--- START OF MATERIAL ---
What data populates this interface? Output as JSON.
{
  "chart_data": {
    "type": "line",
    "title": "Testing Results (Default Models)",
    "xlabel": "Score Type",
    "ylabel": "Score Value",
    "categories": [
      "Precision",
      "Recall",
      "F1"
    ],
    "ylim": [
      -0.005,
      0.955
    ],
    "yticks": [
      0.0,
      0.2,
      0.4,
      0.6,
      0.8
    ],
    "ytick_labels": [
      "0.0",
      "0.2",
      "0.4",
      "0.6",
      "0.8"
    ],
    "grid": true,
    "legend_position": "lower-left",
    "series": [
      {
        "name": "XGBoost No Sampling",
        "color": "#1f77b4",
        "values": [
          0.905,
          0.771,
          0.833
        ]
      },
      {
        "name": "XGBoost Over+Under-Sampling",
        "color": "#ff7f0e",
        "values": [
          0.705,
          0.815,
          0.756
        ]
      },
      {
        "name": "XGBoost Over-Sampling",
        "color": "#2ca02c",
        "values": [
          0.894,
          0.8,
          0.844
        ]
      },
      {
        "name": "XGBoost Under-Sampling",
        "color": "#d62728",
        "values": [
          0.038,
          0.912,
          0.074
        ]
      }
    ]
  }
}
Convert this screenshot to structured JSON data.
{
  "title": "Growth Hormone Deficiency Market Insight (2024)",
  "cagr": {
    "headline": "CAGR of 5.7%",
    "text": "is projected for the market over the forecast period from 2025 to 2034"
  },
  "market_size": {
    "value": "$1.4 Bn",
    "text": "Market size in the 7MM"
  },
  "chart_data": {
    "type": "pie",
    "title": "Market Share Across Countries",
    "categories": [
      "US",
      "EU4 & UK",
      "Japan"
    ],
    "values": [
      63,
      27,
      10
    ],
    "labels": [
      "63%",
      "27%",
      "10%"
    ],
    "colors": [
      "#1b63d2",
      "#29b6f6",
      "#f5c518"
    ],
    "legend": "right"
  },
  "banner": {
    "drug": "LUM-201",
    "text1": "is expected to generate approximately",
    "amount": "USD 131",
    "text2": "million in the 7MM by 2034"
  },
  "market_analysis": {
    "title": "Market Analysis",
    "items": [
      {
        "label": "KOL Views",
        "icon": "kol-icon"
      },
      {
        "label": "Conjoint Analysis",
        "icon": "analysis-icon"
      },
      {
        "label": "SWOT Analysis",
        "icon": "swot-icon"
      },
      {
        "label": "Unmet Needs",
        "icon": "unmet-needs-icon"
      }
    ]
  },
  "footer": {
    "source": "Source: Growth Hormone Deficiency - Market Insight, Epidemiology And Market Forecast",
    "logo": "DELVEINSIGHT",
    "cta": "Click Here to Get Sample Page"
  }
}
--- END OF MATERIAL ---
YOUR GOAL: Would you write down every record again, exactly?

ANSWER TO THIS TASK:
What data populates this interface? Output as JSON.
{
  "chart_data": {
    "type": "line",
    "title": "Testing Results (Default Models)",
    "xlabel": "Score Type",
    "ylabel": "Score Value",
    "categories": [
      "Precision",
      "Recall",
      "F1"
    ],
    "ylim": [
      -0.005,
      0.955
    ],
    "yticks": [
      0.0,
      0.2,
      0.4,
      0.6,
      0.8
    ],
    "ytick_labels": [
      "0.0",
      "0.2",
      "0.4",
      "0.6",
      "0.8"
    ],
    "grid": true,
    "legend_position": "lower-left",
    "series": [
      {
        "name": "XGBoost No Sampling",
        "color": "#1f77b4",
        "values": [
          0.905,
          0.771,
          0.833
        ]
      },
      {
        "name": "XGBoost Over+Under-Sampling",
        "color": "#ff7f0e",
        "values": [
          0.705,
          0.815,
          0.756
        ]
      },
      {
        "name": "XGBoost Over-Sampling",
        "color": "#2ca02c",
        "values": [
          0.894,
          0.8,
          0.844
        ]
      },
      {
        "name": "XGBoost Under-Sampling",
        "color": "#d62728",
        "values": [
          0.038,
          0.912,
          0.074
        ]
      }
    ]
  }
}
Convert this screenshot to structured JSON data.
{
  "title": "Growth Hormone Deficiency Market Insight (2024)",
  "cagr": {
    "headline": "CAGR of 5.7%",
    "text": "is projected for the market over the forecast period from 2025 to 2034"
  },
  "market_size": {
    "value": "$1.4 Bn",
    "text": "Market size in the 7MM"
  },
  "chart_data": {
    "type": "pie",
    "title": "Market Share Across Countries",
    "categories": [
      "US",
      "EU4 & UK",
      "Japan"
    ],
    "values": [
      63,
      27,
      10
    ],
    "labels": [
      "63%",
      "27%",
      "10%"
    ],
    "colors": [
      "#1b63d2",
      "#29b6f6",
      "#f5c518"
    ],
    "legend": "right"
  },
  "banner": {
    "drug": "LUM-201",
    "text1": "is expected to generate approximately",
    "amount": "USD 131",
    "text2": "million in the 7MM by 2034"
  },
  "market_analysis": {
    "title": "Market Analysis",
    "items": [
      {
        "label": "KOL Views",
        "icon": "kol-icon"
      },
      {
        "label": "Conjoint Analysis",
        "icon": "analysis-icon"
      },
      {
        "label": "SWOT Analysis",
        "icon": "swot-icon"
      },
      {
        "label": "Unmet Needs",
        "icon": "unmet-needs-icon"
      }
    ]
  },
  "footer": {
    "source": "Source: Growth Hormone Deficiency - Market Insight, Epidemiology And Market Forecast",
    "logo": "DELVEINSIGHT",
    "cta": "Click Here to Get Sample Page"
  }
}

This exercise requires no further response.